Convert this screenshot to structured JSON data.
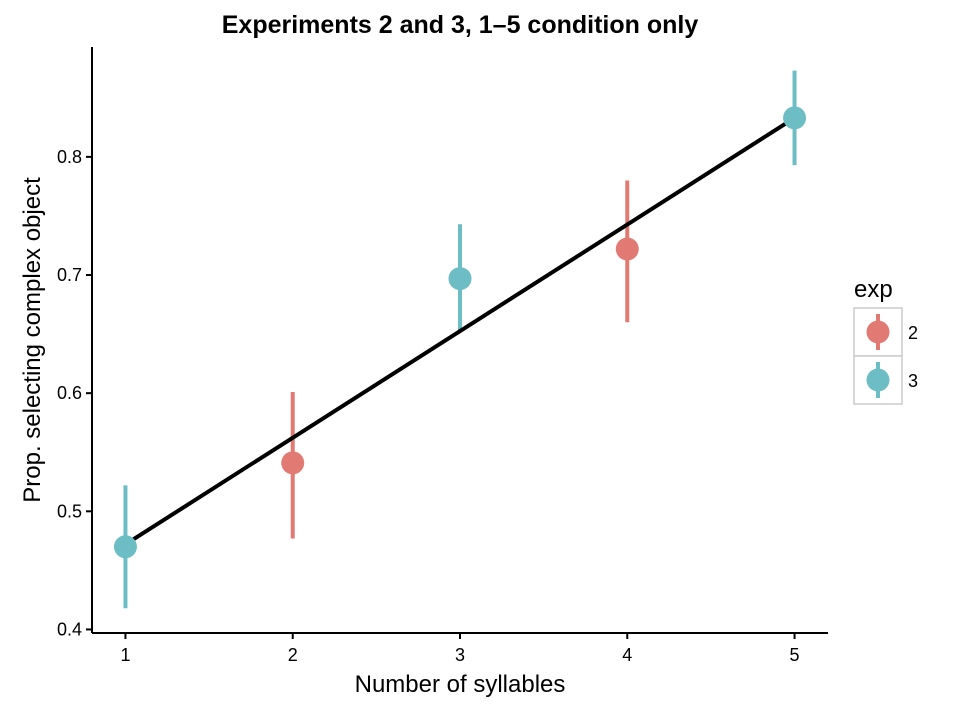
{
  "chart_data": {
    "type": "scatter",
    "title": "Experiments 2 and 3, 1–5 condition only",
    "xlabel": "Number of syllables",
    "ylabel": "Prop. selecting complex object",
    "x_ticks": [
      "1",
      "2",
      "3",
      "4",
      "5"
    ],
    "y_ticks": [
      "0.4",
      "0.5",
      "0.6",
      "0.7",
      "0.8"
    ],
    "xlim": [
      0.8,
      5.2
    ],
    "ylim": [
      0.397,
      0.893
    ],
    "grid": false,
    "legend": {
      "title": "exp",
      "position": "right",
      "entries": [
        {
          "label": "2",
          "color": "#E07A72"
        },
        {
          "label": "3",
          "color": "#6DBEC4"
        }
      ]
    },
    "series": [
      {
        "name": "2",
        "color": "#E07A72",
        "points": [
          {
            "x": 2,
            "y": 0.541,
            "lo": 0.477,
            "hi": 0.601
          },
          {
            "x": 4,
            "y": 0.722,
            "lo": 0.66,
            "hi": 0.78
          }
        ]
      },
      {
        "name": "3",
        "color": "#6DBEC4",
        "points": [
          {
            "x": 1,
            "y": 0.47,
            "lo": 0.418,
            "hi": 0.522
          },
          {
            "x": 3,
            "y": 0.697,
            "lo": 0.652,
            "hi": 0.743
          },
          {
            "x": 5,
            "y": 0.833,
            "lo": 0.793,
            "hi": 0.873
          }
        ]
      }
    ],
    "fit_line": {
      "color": "#000000",
      "points": [
        {
          "x": 1,
          "y": 0.472
        },
        {
          "x": 5,
          "y": 0.833
        }
      ]
    }
  }
}
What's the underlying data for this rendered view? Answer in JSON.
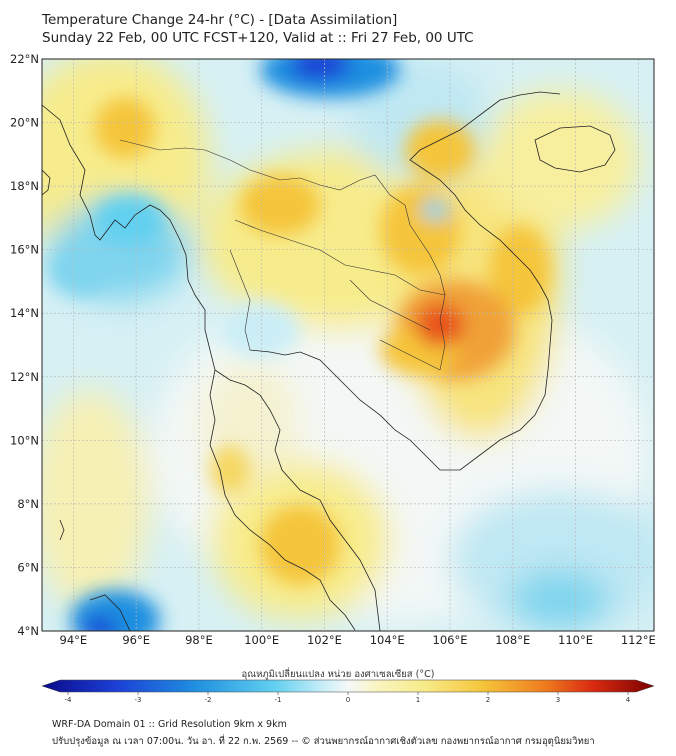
{
  "header": {
    "title": "Temperature Change 24-hr (°C) - [Data Assimilation]",
    "subtitle": "Sunday 22 Feb, 00 UTC FCST+120, Valid at :: Fri 27 Feb, 00 UTC"
  },
  "map": {
    "lat_labels": [
      "22°N",
      "20°N",
      "18°N",
      "16°N",
      "14°N",
      "12°N",
      "10°N",
      "8°N",
      "6°N",
      "4°N"
    ],
    "lon_labels": [
      "94°E",
      "96°E",
      "98°E",
      "100°E",
      "102°E",
      "104°E",
      "106°E",
      "108°E",
      "110°E",
      "112°E"
    ],
    "lat_range": [
      4,
      22
    ],
    "lon_range": [
      93,
      112.5
    ]
  },
  "colorbar": {
    "label": "อุณหภูมิเปลี่ยนแปลง หน่วย องศาเซลเซียส (°C)",
    "tick_labels": [
      "-4",
      "-3",
      "-2",
      "-1",
      "0",
      "1",
      "2",
      "3",
      "4"
    ],
    "range": [
      -4,
      4
    ]
  },
  "footer": {
    "line1": "WRF-DA Domain 01 :: Grid Resolution 9km x 9km",
    "line2": "ปรับปรุงข้อมูล ณ เวลา 07:00น. วัน อา. ที่ 22 ก.พ. 2569 -- © ส่วนพยากรณ์อากาศเชิงตัวเลข กองพยากรณ์อากาศ กรมอุตุนิยมวิทยา"
  },
  "colors": {
    "cold_deep": "#0a0a8a",
    "cold": "#1f8fe0",
    "cool": "#7fd4ee",
    "neutral": "#f4f8fa",
    "warm": "#f7ec8c",
    "warmer": "#f5c53a",
    "hot": "#e8541a",
    "hot_deep": "#7a0000"
  }
}
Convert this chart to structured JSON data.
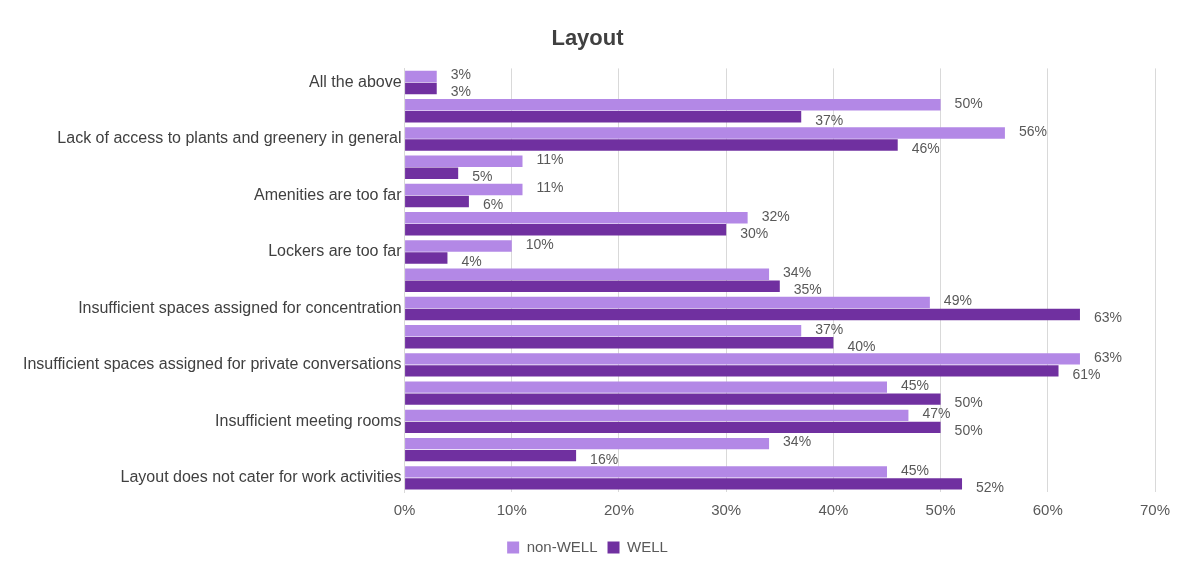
{
  "chart_data": {
    "type": "bar",
    "orientation": "horizontal",
    "title": "Layout",
    "categories": [
      "All the above",
      null,
      "Lack of access to plants and greenery in general",
      null,
      "Amenities are too far",
      null,
      "Lockers are too far",
      null,
      "Insufficient spaces assigned for concentration",
      null,
      "Insufficient spaces assigned for private conversations",
      null,
      "Insufficient meeting rooms",
      null,
      "Layout does not cater for work activities"
    ],
    "series": [
      {
        "name": "non-WELL",
        "color": "#b388e6",
        "values": [
          3,
          50,
          56,
          11,
          11,
          32,
          10,
          34,
          49,
          37,
          63,
          45,
          47,
          34,
          45
        ],
        "value_labels": [
          "3%",
          "50%",
          "56%",
          "11%",
          "11%",
          "32%",
          "10%",
          "34%",
          "49%",
          "37%",
          "63%",
          "45%",
          "47%",
          "34%",
          "45%"
        ]
      },
      {
        "name": "WELL",
        "color": "#7030a0",
        "values": [
          3,
          37,
          46,
          5,
          6,
          30,
          4,
          35,
          63,
          40,
          61,
          50,
          50,
          16,
          52
        ],
        "value_labels": [
          "3%",
          "37%",
          "46%",
          "5%",
          "6%",
          "30%",
          "4%",
          "35%",
          "63%",
          "40%",
          "61%",
          "50%",
          "50%",
          "16%",
          "52%"
        ]
      }
    ],
    "xlim": [
      0,
      70
    ],
    "xticks": [
      {
        "value": 0,
        "label": "0%"
      },
      {
        "value": 10,
        "label": "10%"
      },
      {
        "value": 20,
        "label": "20%"
      },
      {
        "value": 30,
        "label": "30%"
      },
      {
        "value": 40,
        "label": "40%"
      },
      {
        "value": 50,
        "label": "50%"
      },
      {
        "value": 60,
        "label": "60%"
      },
      {
        "value": 70,
        "label": "70%"
      }
    ],
    "grid": "x",
    "legend": "bottom"
  }
}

◆ Prompt: Restate each line of the records exactly; pictures do not belong in the copy.

◆ Completed task:
Convert this screenshot to structured JSON data.
{
  "chart_data": {
    "type": "scatter",
    "title": "Experiments 2 and 3, 1–5 condition only",
    "xlabel": "Number of syllables",
    "ylabel": "Prop. selecting complex object",
    "x_ticks": [
      "1",
      "2",
      "3",
      "4",
      "5"
    ],
    "y_ticks": [
      "0.4",
      "0.5",
      "0.6",
      "0.7",
      "0.8"
    ],
    "xlim": [
      0.8,
      5.2
    ],
    "ylim": [
      0.397,
      0.893
    ],
    "grid": false,
    "legend": {
      "title": "exp",
      "position": "right",
      "entries": [
        {
          "label": "2",
          "color": "#E07A72"
        },
        {
          "label": "3",
          "color": "#6DBEC4"
        }
      ]
    },
    "series": [
      {
        "name": "2",
        "color": "#E07A72",
        "points": [
          {
            "x": 2,
            "y": 0.541,
            "lo": 0.477,
            "hi": 0.601
          },
          {
            "x": 4,
            "y": 0.722,
            "lo": 0.66,
            "hi": 0.78
          }
        ]
      },
      {
        "name": "3",
        "color": "#6DBEC4",
        "points": [
          {
            "x": 1,
            "y": 0.47,
            "lo": 0.418,
            "hi": 0.522
          },
          {
            "x": 3,
            "y": 0.697,
            "lo": 0.652,
            "hi": 0.743
          },
          {
            "x": 5,
            "y": 0.833,
            "lo": 0.793,
            "hi": 0.873
          }
        ]
      }
    ],
    "fit_line": {
      "color": "#000000",
      "points": [
        {
          "x": 1,
          "y": 0.472
        },
        {
          "x": 5,
          "y": 0.833
        }
      ]
    }
  }
}
What's the underlying data for this rendered view? Answer in JSON.
{
  "header": {
    "title": "Temperature Change 24-hr (°C) - [Data Assimilation]",
    "subtitle": "Sunday 22 Feb, 00 UTC FCST+120, Valid at :: Fri 27 Feb, 00 UTC"
  },
  "map": {
    "lat_labels": [
      "22°N",
      "20°N",
      "18°N",
      "16°N",
      "14°N",
      "12°N",
      "10°N",
      "8°N",
      "6°N",
      "4°N"
    ],
    "lon_labels": [
      "94°E",
      "96°E",
      "98°E",
      "100°E",
      "102°E",
      "104°E",
      "106°E",
      "108°E",
      "110°E",
      "112°E"
    ],
    "lat_range": [
      4,
      22
    ],
    "lon_range": [
      93,
      112.5
    ]
  },
  "colorbar": {
    "label": "อุณหภูมิเปลี่ยนแปลง หน่วย องศาเซลเซียส (°C)",
    "tick_labels": [
      "-4",
      "-3",
      "-2",
      "-1",
      "0",
      "1",
      "2",
      "3",
      "4"
    ],
    "range": [
      -4,
      4
    ]
  },
  "footer": {
    "line1": "WRF-DA Domain 01 :: Grid Resolution 9km x 9km",
    "line2": "ปรับปรุงข้อมูล ณ เวลา 07:00น. วัน อา. ที่ 22 ก.พ. 2569 -- © ส่วนพยากรณ์อากาศเชิงตัวเลข กองพยากรณ์อากาศ กรมอุตุนิยมวิทยา"
  },
  "colors": {
    "cold_deep": "#0a0a8a",
    "cold": "#1f8fe0",
    "cool": "#7fd4ee",
    "neutral": "#f4f8fa",
    "warm": "#f7ec8c",
    "warmer": "#f5c53a",
    "hot": "#e8541a",
    "hot_deep": "#7a0000"
  }
}
Convert this chart to structured JSON data.
{
  "chart_data": {
    "type": "bar",
    "orientation": "horizontal",
    "title": "Layout",
    "categories": [
      "All the above",
      null,
      "Lack of access to plants and greenery in general",
      null,
      "Amenities are too far",
      null,
      "Lockers are too far",
      null,
      "Insufficient spaces assigned for concentration",
      null,
      "Insufficient spaces assigned for private conversations",
      null,
      "Insufficient meeting rooms",
      null,
      "Layout does not cater for work activities"
    ],
    "series": [
      {
        "name": "non-WELL",
        "color": "#b388e6",
        "values": [
          3,
          50,
          56,
          11,
          11,
          32,
          10,
          34,
          49,
          37,
          63,
          45,
          47,
          34,
          45
        ],
        "value_labels": [
          "3%",
          "50%",
          "56%",
          "11%",
          "11%",
          "32%",
          "10%",
          "34%",
          "49%",
          "37%",
          "63%",
          "45%",
          "47%",
          "34%",
          "45%"
        ]
      },
      {
        "name": "WELL",
        "color": "#7030a0",
        "values": [
          3,
          37,
          46,
          5,
          6,
          30,
          4,
          35,
          63,
          40,
          61,
          50,
          50,
          16,
          52
        ],
        "value_labels": [
          "3%",
          "37%",
          "46%",
          "5%",
          "6%",
          "30%",
          "4%",
          "35%",
          "63%",
          "40%",
          "61%",
          "50%",
          "50%",
          "16%",
          "52%"
        ]
      }
    ],
    "xlim": [
      0,
      70
    ],
    "xticks": [
      {
        "value": 0,
        "label": "0%"
      },
      {
        "value": 10,
        "label": "10%"
      },
      {
        "value": 20,
        "label": "20%"
      },
      {
        "value": 30,
        "label": "30%"
      },
      {
        "value": 40,
        "label": "40%"
      },
      {
        "value": 50,
        "label": "50%"
      },
      {
        "value": 60,
        "label": "60%"
      },
      {
        "value": 70,
        "label": "70%"
      }
    ],
    "grid": "x",
    "legend": "bottom"
  }
}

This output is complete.